▶ _What is needed_
Read the entries below and pull out each line with the string "content".

▶ _Exercise inputs_

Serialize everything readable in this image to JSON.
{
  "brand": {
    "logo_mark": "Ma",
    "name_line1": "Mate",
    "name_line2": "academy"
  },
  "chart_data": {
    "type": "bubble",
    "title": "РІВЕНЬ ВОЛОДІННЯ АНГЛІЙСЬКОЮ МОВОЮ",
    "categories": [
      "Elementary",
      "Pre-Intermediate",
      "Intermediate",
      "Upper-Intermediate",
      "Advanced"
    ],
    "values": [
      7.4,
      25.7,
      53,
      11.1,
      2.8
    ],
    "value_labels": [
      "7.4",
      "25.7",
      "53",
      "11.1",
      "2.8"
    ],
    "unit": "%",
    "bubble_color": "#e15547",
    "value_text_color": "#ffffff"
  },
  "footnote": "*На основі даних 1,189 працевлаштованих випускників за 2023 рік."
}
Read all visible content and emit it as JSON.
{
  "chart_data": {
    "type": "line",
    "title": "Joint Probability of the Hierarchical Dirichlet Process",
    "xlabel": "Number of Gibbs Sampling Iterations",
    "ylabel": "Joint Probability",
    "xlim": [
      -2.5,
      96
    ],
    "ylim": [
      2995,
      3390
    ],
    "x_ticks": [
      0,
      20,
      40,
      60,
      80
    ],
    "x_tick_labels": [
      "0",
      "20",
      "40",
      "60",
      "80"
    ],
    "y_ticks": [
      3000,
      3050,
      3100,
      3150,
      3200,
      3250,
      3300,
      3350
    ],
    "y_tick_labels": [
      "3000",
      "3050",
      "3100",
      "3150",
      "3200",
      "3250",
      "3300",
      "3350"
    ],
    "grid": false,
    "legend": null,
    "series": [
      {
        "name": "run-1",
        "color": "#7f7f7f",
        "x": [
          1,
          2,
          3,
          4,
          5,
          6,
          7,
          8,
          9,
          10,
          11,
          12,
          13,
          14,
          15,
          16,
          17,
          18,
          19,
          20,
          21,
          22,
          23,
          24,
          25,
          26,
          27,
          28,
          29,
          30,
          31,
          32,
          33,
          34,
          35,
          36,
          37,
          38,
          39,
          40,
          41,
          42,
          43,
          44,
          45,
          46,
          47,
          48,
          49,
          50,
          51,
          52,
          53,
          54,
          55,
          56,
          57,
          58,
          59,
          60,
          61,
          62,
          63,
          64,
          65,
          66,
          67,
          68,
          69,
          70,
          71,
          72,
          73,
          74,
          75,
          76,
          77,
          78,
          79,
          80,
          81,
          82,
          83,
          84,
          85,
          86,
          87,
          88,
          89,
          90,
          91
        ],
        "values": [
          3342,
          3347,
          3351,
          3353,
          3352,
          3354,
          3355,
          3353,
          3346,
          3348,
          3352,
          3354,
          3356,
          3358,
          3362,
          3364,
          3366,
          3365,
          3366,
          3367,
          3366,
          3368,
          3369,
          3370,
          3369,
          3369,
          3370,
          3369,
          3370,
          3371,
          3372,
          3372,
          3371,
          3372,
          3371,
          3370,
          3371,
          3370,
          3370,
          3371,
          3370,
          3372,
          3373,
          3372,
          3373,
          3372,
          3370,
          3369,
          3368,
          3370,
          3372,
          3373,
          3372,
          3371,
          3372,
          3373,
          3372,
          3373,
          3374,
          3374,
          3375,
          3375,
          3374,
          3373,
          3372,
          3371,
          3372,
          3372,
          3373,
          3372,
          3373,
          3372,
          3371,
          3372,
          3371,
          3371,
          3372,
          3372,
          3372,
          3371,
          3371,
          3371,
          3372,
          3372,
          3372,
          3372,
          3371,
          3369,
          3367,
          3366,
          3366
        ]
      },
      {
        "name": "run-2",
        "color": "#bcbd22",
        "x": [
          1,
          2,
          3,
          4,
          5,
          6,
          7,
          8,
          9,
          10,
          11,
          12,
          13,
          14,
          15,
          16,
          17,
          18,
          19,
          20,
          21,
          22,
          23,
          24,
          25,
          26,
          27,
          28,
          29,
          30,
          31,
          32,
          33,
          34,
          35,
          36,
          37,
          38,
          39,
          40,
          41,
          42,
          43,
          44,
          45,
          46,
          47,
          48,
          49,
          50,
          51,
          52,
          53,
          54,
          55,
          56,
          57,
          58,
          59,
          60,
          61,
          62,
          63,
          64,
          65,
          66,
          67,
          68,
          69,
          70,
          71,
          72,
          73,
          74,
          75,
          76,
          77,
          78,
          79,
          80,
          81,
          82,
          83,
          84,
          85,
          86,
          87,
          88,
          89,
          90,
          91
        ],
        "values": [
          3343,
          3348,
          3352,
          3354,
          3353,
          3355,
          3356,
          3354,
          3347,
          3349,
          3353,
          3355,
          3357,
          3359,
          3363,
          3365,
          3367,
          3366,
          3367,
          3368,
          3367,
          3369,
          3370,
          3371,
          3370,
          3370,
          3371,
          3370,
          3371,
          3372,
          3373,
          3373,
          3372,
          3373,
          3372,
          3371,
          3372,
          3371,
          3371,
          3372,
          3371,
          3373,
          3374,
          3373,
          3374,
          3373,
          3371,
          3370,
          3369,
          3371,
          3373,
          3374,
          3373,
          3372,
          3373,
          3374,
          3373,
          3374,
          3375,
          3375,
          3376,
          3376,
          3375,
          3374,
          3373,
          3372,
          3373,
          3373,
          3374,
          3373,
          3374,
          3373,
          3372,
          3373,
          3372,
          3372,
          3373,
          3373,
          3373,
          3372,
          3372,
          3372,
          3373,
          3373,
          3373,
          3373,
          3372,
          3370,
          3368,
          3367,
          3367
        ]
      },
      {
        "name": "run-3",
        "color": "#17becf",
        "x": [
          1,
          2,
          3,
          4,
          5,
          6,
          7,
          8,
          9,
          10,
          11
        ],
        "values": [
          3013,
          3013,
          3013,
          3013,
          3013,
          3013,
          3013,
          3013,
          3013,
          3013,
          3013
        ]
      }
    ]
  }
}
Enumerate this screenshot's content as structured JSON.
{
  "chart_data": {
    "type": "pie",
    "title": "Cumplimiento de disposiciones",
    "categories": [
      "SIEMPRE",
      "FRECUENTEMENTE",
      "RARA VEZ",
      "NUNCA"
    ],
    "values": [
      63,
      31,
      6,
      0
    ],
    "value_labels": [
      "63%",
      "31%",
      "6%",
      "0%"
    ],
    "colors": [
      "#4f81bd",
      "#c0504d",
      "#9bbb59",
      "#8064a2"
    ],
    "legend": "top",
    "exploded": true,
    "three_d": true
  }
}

▶ _Response_
Read all visible content and emit it as JSON.
Enumerate this screenshot's content as structured JSON.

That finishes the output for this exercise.